Go through the lines below and copy each one that holds the string "وكيل".

>>>

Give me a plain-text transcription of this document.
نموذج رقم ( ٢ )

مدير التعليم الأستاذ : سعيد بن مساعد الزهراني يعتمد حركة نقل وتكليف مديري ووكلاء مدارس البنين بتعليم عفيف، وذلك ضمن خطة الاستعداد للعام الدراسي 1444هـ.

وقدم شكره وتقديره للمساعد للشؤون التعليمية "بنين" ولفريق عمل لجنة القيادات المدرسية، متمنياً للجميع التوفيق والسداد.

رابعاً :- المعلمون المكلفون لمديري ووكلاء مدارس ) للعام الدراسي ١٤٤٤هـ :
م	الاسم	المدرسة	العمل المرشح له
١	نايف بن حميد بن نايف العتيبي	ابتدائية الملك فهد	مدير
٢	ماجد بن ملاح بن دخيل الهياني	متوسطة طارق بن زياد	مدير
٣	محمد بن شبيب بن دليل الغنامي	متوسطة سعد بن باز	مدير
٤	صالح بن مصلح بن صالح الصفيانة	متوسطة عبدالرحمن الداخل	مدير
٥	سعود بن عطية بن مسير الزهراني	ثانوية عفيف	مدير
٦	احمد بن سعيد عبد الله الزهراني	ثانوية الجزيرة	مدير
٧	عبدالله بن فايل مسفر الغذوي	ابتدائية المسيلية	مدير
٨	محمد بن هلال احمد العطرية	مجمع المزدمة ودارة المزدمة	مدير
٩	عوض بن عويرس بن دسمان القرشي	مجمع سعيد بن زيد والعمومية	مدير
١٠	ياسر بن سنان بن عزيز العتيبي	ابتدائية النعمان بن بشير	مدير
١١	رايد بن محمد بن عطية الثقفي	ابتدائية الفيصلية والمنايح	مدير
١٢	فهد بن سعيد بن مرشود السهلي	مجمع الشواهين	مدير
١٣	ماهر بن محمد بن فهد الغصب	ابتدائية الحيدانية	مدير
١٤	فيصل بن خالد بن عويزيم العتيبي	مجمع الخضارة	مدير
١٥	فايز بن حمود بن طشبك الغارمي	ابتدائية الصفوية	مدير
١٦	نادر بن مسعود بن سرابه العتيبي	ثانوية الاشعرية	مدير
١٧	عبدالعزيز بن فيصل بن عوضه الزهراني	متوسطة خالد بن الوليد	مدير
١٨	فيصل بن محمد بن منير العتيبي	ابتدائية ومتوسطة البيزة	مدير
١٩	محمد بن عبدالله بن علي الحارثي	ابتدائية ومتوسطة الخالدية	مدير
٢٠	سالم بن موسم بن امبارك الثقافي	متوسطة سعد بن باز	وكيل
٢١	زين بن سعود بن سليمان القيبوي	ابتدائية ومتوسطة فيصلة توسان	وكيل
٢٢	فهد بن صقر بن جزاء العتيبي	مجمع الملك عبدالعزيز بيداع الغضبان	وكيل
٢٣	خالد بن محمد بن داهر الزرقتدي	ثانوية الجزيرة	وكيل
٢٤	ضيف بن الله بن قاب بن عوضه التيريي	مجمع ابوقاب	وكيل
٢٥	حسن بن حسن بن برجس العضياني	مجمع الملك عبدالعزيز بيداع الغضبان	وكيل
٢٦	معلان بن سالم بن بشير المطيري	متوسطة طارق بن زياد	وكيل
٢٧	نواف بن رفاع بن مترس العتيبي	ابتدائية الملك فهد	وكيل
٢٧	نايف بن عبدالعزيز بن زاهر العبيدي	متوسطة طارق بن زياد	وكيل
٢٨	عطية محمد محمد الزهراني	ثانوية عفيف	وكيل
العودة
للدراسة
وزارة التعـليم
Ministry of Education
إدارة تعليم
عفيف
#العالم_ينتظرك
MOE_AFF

<<<

▶ Result of this task:
٢٠	سالم بن موسم بن امبارك الثقافي	متوسطة سعد بن باز	وكيل
٢١	زين بن سعود بن سليمان القيبوي	ابتدائية ومتوسطة فيصلة توسان	وكيل
٢٢	فهد بن صقر بن جزاء العتيبي	مجمع الملك عبدالعزيز بيداع الغضبان	وكيل
٢٣	خالد بن محمد بن داهر الزرقتدي	ثانوية الجزيرة	وكيل
٢٤	ضيف بن الله بن قاب بن عوضه التيريي	مجمع ابوقاب	وكيل
٢٥	حسن بن حسن بن برجس العضياني	مجمع الملك عبدالعزيز بيداع الغضبان	وكيل
٢٦	معلان بن سالم بن بشير المطيري	متوسطة طارق بن زياد	وكيل
٢٧	نواف بن رفاع بن مترس العتيبي	ابتدائية الملك فهد	وكيل
٢٧	نايف بن عبدالعزيز بن زاهر العبيدي	متوسطة طارق بن زياد	وكيل
٢٨	عطية محمد محمد الزهراني	ثانوية عفيف	وكيل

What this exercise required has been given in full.